» Written task
Copy nothing but the text: reproduce each line of the listing exactly and leave the pictures out.
──────────────────────────────
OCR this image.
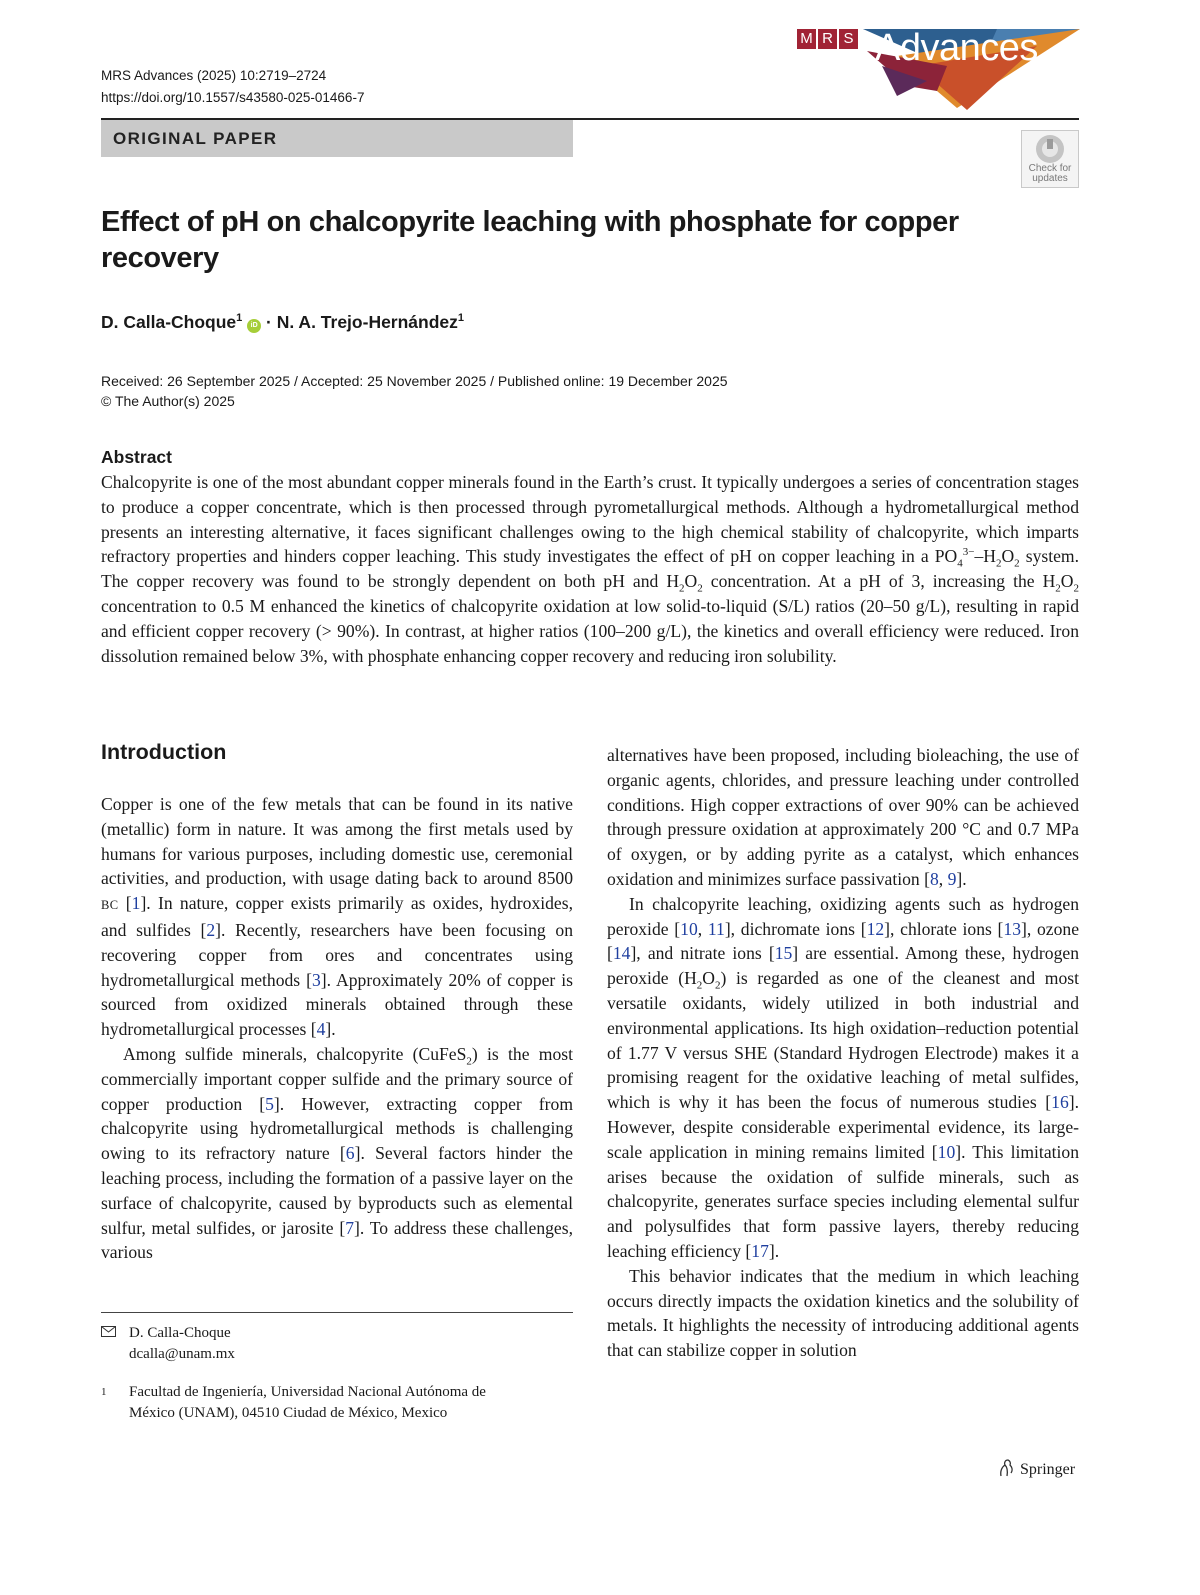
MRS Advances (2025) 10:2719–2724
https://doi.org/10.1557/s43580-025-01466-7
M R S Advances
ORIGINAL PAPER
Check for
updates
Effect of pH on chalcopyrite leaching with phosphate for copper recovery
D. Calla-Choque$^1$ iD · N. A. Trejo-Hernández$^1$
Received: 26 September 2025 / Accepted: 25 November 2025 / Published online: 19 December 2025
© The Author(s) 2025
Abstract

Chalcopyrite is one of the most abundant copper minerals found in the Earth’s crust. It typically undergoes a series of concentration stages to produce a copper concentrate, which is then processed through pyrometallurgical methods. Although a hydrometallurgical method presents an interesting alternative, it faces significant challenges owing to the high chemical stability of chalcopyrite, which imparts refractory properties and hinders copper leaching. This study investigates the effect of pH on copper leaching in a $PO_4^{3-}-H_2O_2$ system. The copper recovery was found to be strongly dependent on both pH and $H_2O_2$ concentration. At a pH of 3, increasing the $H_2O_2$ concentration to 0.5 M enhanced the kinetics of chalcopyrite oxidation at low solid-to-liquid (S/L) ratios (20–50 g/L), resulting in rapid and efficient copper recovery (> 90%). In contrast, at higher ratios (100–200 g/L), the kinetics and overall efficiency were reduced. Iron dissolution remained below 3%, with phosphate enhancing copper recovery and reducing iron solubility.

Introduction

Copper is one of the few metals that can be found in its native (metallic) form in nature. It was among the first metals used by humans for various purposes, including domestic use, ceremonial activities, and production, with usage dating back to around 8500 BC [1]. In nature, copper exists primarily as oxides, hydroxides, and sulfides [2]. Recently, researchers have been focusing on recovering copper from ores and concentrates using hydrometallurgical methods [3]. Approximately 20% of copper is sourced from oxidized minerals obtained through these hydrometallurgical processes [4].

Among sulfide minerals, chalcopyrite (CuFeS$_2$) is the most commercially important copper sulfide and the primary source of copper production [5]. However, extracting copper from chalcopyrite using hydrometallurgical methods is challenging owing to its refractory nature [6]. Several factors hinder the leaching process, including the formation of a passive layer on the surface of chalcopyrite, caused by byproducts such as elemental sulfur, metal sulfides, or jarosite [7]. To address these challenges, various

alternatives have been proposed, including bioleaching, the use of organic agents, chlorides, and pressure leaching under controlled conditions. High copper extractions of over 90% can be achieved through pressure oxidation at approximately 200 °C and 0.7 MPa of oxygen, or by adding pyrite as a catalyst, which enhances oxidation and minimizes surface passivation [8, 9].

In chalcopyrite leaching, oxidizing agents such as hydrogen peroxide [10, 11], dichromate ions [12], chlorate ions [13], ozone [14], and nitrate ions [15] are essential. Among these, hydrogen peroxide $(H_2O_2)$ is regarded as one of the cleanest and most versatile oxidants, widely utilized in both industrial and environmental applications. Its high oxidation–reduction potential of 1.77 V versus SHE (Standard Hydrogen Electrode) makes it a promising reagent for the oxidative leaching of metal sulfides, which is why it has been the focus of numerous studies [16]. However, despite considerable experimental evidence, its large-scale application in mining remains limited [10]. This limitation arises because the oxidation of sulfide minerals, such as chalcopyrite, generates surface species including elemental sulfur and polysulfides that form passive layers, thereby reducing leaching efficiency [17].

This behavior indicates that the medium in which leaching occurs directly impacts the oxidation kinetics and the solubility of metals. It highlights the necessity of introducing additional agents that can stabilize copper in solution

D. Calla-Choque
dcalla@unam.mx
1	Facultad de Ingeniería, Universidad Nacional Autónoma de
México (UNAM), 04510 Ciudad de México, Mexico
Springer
──────────────────────────────
» Response
OCR this image.
MRS Advances (2025) 10:2719–2724
https://doi.org/10.1557/s43580-025-01466-7
M R S Advances
ORIGINAL PAPER
Check for
updates
Effect of pH on chalcopyrite leaching with phosphate for copper recovery
D. Calla-Choque$^1$ iD · N. A. Trejo-Hernández$^1$
Received: 26 September 2025 / Accepted: 25 November 2025 / Published online: 19 December 2025
© The Author(s) 2025
Abstract

Chalcopyrite is one of the most abundant copper minerals found in the Earth’s crust. It typically undergoes a series of concentration stages to produce a copper concentrate, which is then processed through pyrometallurgical methods. Although a hydrometallurgical method presents an interesting alternative, it faces significant challenges owing to the high chemical stability of chalcopyrite, which imparts refractory properties and hinders copper leaching. This study investigates the effect of pH on copper leaching in a $PO_4^{3-}-H_2O_2$ system. The copper recovery was found to be strongly dependent on both pH and $H_2O_2$ concentration. At a pH of 3, increasing the $H_2O_2$ concentration to 0.5 M enhanced the kinetics of chalcopyrite oxidation at low solid-to-liquid (S/L) ratios (20–50 g/L), resulting in rapid and efficient copper recovery (> 90%). In contrast, at higher ratios (100–200 g/L), the kinetics and overall efficiency were reduced. Iron dissolution remained below 3%, with phosphate enhancing copper recovery and reducing iron solubility.

Introduction

Copper is one of the few metals that can be found in its native (metallic) form in nature. It was among the first metals used by humans for various purposes, including domestic use, ceremonial activities, and production, with usage dating back to around 8500 BC [1]. In nature, copper exists primarily as oxides, hydroxides, and sulfides [2]. Recently, researchers have been focusing on recovering copper from ores and concentrates using hydrometallurgical methods [3]. Approximately 20% of copper is sourced from oxidized minerals obtained through these hydrometallurgical processes [4].

Among sulfide minerals, chalcopyrite (CuFeS$_2$) is the most commercially important copper sulfide and the primary source of copper production [5]. However, extracting copper from chalcopyrite using hydrometallurgical methods is challenging owing to its refractory nature [6]. Several factors hinder the leaching process, including the formation of a passive layer on the surface of chalcopyrite, caused by byproducts such as elemental sulfur, metal sulfides, or jarosite [7]. To address these challenges, various

alternatives have been proposed, including bioleaching, the use of organic agents, chlorides, and pressure leaching under controlled conditions. High copper extractions of over 90% can be achieved through pressure oxidation at approximately 200 °C and 0.7 MPa of oxygen, or by adding pyrite as a catalyst, which enhances oxidation and minimizes surface passivation [8, 9].

In chalcopyrite leaching, oxidizing agents such as hydrogen peroxide [10, 11], dichromate ions [12], chlorate ions [13], ozone [14], and nitrate ions [15] are essential. Among these, hydrogen peroxide $(H_2O_2)$ is regarded as one of the cleanest and most versatile oxidants, widely utilized in both industrial and environmental applications. Its high oxidation–reduction potential of 1.77 V versus SHE (Standard Hydrogen Electrode) makes it a promising reagent for the oxidative leaching of metal sulfides, which is why it has been the focus of numerous studies [16]. However, despite considerable experimental evidence, its large-scale application in mining remains limited [10]. This limitation arises because the oxidation of sulfide minerals, such as chalcopyrite, generates surface species including elemental sulfur and polysulfides that form passive layers, thereby reducing leaching efficiency [17].

This behavior indicates that the medium in which leaching occurs directly impacts the oxidation kinetics and the solubility of metals. It highlights the necessity of introducing additional agents that can stabilize copper in solution

D. Calla-Choque
dcalla@unam.mx
1	Facultad de Ingeniería, Universidad Nacional Autónoma de
México (UNAM), 04510 Ciudad de México, Mexico
Springer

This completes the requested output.